EXCERPTED RECORDS:
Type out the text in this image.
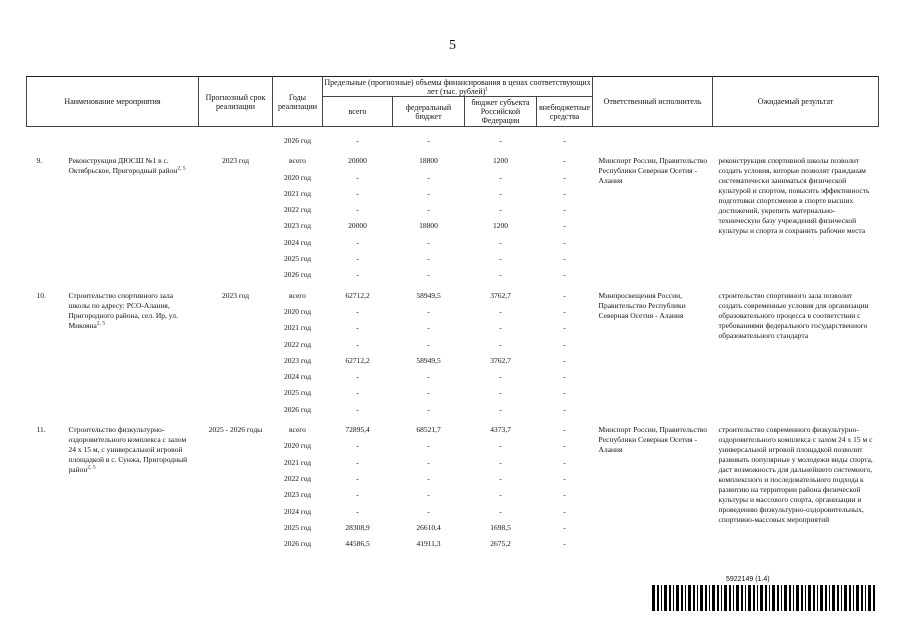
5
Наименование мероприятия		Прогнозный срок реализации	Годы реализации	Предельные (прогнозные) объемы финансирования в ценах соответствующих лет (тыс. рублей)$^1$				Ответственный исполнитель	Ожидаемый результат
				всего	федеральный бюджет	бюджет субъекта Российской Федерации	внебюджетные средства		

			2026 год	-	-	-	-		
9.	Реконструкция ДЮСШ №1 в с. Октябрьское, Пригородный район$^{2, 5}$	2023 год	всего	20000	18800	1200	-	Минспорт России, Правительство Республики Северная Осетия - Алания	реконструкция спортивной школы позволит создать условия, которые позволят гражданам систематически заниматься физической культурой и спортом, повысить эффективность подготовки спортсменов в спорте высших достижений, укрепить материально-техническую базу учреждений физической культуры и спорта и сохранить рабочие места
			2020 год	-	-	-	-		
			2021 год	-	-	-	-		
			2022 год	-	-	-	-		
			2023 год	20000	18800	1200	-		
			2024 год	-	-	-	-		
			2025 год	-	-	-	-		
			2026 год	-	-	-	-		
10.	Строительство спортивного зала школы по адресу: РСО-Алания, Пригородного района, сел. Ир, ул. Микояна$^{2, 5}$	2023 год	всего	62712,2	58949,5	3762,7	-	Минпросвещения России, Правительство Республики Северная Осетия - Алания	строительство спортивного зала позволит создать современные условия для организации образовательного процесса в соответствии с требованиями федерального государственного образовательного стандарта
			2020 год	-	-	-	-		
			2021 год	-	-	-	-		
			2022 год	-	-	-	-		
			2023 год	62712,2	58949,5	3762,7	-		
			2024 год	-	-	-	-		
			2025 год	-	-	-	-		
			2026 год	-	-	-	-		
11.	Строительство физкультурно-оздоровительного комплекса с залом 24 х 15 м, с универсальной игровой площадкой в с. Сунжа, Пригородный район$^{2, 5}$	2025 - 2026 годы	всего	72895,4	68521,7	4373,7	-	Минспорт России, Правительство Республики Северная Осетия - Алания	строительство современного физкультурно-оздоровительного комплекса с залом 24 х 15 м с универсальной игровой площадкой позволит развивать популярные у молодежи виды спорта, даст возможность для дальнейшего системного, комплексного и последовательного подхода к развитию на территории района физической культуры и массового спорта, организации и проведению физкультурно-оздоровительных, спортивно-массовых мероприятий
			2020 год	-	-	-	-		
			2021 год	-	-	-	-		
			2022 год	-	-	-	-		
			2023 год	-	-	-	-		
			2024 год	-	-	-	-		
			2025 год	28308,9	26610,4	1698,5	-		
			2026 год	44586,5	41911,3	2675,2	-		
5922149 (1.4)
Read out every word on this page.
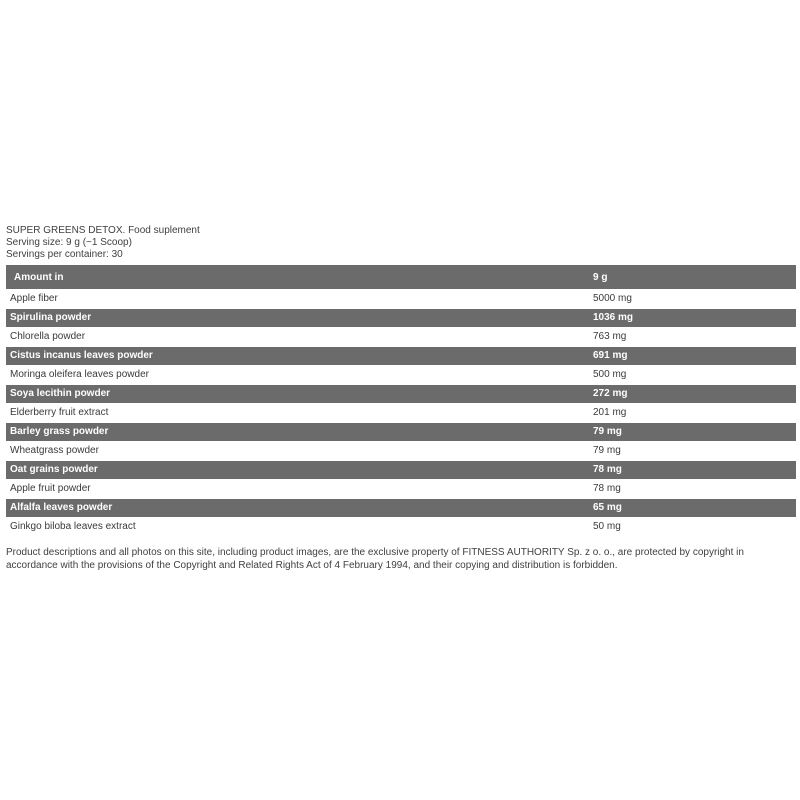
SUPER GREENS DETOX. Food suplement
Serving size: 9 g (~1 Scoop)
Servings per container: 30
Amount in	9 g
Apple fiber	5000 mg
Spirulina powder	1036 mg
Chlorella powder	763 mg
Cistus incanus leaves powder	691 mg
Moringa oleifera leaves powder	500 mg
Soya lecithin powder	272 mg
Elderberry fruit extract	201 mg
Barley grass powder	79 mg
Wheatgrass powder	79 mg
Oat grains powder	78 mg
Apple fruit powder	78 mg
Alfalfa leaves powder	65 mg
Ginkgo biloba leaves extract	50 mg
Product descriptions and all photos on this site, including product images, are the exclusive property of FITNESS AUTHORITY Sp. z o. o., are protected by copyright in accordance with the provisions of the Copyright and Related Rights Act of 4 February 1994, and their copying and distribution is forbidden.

--

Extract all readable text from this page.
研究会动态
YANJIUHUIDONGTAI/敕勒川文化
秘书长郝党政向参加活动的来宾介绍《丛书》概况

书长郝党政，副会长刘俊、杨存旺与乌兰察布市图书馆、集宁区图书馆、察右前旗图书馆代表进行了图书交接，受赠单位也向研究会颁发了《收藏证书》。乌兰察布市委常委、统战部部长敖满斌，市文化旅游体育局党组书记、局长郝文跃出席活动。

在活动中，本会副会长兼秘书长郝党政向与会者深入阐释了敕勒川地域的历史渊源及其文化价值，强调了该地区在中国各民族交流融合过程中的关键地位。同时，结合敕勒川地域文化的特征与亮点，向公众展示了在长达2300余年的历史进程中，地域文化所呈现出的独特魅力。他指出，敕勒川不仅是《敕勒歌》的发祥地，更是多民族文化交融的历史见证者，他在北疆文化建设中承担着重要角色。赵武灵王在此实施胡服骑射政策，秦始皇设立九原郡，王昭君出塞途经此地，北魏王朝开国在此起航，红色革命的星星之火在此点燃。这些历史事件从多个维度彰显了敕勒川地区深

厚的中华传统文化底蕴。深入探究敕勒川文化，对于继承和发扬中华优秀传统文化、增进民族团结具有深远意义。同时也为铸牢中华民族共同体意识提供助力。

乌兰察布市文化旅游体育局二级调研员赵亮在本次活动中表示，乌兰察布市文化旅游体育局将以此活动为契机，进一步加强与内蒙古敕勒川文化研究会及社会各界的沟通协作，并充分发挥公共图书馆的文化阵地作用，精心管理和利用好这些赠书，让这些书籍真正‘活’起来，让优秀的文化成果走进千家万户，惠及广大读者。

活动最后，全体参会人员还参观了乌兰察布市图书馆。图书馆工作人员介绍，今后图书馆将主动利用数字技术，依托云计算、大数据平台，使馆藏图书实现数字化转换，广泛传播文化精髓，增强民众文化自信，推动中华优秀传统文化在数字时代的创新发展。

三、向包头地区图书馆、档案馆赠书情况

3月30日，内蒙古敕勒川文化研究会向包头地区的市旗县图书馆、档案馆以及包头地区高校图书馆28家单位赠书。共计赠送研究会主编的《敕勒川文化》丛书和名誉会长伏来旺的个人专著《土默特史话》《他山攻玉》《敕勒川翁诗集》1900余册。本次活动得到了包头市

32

* * *

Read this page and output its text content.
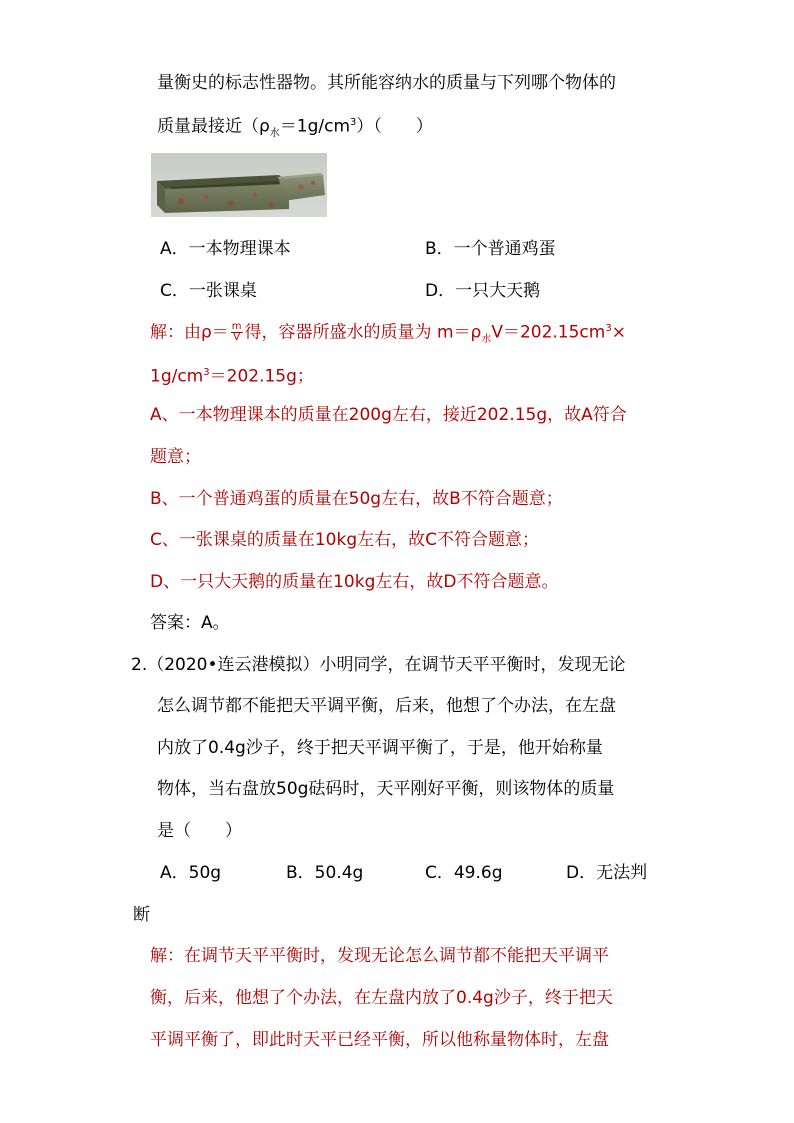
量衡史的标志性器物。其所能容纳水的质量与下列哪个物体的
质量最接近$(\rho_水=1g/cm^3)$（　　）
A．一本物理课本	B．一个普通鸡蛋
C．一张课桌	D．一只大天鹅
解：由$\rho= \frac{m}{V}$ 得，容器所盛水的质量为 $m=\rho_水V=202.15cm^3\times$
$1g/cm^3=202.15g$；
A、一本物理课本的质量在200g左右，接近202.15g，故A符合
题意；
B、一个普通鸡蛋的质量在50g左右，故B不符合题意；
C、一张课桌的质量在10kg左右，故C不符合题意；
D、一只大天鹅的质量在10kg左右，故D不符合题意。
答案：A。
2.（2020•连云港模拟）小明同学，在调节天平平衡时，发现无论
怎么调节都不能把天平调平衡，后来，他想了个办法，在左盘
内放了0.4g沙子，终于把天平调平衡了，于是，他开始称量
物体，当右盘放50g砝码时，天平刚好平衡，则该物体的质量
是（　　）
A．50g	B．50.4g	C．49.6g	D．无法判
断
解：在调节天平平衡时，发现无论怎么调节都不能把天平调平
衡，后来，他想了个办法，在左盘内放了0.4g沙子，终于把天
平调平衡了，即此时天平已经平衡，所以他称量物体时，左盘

PROBLEM TO WORK ON:
Copy each line of the records that contains the word "fruit".

EXPECTED ANSWER:
Elderberry fruit extract	201 mg
Apple fruit powder	78 mg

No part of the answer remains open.